◆ Aim
Output all of the entries exactly as written.

◆ Supplied material

^^^^

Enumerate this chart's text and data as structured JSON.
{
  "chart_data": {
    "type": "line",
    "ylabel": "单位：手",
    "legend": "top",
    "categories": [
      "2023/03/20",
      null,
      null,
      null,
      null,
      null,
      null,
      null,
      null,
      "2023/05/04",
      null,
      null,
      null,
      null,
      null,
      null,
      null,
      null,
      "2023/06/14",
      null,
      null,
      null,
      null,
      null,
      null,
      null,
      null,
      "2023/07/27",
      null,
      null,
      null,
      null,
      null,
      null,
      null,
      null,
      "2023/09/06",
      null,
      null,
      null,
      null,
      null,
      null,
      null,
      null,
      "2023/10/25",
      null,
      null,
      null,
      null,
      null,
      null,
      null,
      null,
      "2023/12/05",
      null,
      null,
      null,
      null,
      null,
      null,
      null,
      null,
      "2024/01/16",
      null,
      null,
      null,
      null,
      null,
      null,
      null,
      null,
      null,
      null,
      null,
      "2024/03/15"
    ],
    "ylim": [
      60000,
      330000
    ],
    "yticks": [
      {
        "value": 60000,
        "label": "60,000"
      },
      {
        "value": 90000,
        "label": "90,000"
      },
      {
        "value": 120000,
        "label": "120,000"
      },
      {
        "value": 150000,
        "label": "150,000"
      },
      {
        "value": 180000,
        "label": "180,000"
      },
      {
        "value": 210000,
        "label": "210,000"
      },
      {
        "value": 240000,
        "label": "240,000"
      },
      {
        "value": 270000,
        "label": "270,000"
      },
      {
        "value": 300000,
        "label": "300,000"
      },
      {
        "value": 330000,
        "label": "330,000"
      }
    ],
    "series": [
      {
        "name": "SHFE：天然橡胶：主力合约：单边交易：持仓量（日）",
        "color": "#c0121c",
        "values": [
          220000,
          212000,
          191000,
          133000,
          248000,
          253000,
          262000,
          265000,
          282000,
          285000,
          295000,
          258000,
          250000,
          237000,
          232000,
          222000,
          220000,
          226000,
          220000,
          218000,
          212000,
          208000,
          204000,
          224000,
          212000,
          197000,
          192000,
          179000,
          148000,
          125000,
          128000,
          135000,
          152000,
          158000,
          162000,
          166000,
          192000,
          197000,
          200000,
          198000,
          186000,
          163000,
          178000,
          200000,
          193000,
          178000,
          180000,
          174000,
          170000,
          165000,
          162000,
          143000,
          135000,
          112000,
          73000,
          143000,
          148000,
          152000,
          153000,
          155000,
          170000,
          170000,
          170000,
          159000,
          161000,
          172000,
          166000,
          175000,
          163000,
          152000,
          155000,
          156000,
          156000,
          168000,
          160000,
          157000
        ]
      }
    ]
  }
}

^^^^

◆ The completed task
Enumerate this chart's text and data as structured JSON.
{
  "chart_data": {
    "type": "line",
    "ylabel": "单位：手",
    "legend": "top",
    "categories": [
      "2023/03/20",
      null,
      null,
      null,
      null,
      null,
      null,
      null,
      null,
      "2023/05/04",
      null,
      null,
      null,
      null,
      null,
      null,
      null,
      null,
      "2023/06/14",
      null,
      null,
      null,
      null,
      null,
      null,
      null,
      null,
      "2023/07/27",
      null,
      null,
      null,
      null,
      null,
      null,
      null,
      null,
      "2023/09/06",
      null,
      null,
      null,
      null,
      null,
      null,
      null,
      null,
      "2023/10/25",
      null,
      null,
      null,
      null,
      null,
      null,
      null,
      null,
      "2023/12/05",
      null,
      null,
      null,
      null,
      null,
      null,
      null,
      null,
      "2024/01/16",
      null,
      null,
      null,
      null,
      null,
      null,
      null,
      null,
      null,
      null,
      null,
      "2024/03/15"
    ],
    "ylim": [
      60000,
      330000
    ],
    "yticks": [
      {
        "value": 60000,
        "label": "60,000"
      },
      {
        "value": 90000,
        "label": "90,000"
      },
      {
        "value": 120000,
        "label": "120,000"
      },
      {
        "value": 150000,
        "label": "150,000"
      },
      {
        "value": 180000,
        "label": "180,000"
      },
      {
        "value": 210000,
        "label": "210,000"
      },
      {
        "value": 240000,
        "label": "240,000"
      },
      {
        "value": 270000,
        "label": "270,000"
      },
      {
        "value": 300000,
        "label": "300,000"
      },
      {
        "value": 330000,
        "label": "330,000"
      }
    ],
    "series": [
      {
        "name": "SHFE：天然橡胶：主力合约：单边交易：持仓量（日）",
        "color": "#c0121c",
        "values": [
          220000,
          212000,
          191000,
          133000,
          248000,
          253000,
          262000,
          265000,
          282000,
          285000,
          295000,
          258000,
          250000,
          237000,
          232000,
          222000,
          220000,
          226000,
          220000,
          218000,
          212000,
          208000,
          204000,
          224000,
          212000,
          197000,
          192000,
          179000,
          148000,
          125000,
          128000,
          135000,
          152000,
          158000,
          162000,
          166000,
          192000,
          197000,
          200000,
          198000,
          186000,
          163000,
          178000,
          200000,
          193000,
          178000,
          180000,
          174000,
          170000,
          165000,
          162000,
          143000,
          135000,
          112000,
          73000,
          143000,
          148000,
          152000,
          153000,
          155000,
          170000,
          170000,
          170000,
          159000,
          161000,
          172000,
          166000,
          175000,
          163000,
          152000,
          155000,
          156000,
          156000,
          168000,
          160000,
          157000
        ]
      }
    ]
  }
}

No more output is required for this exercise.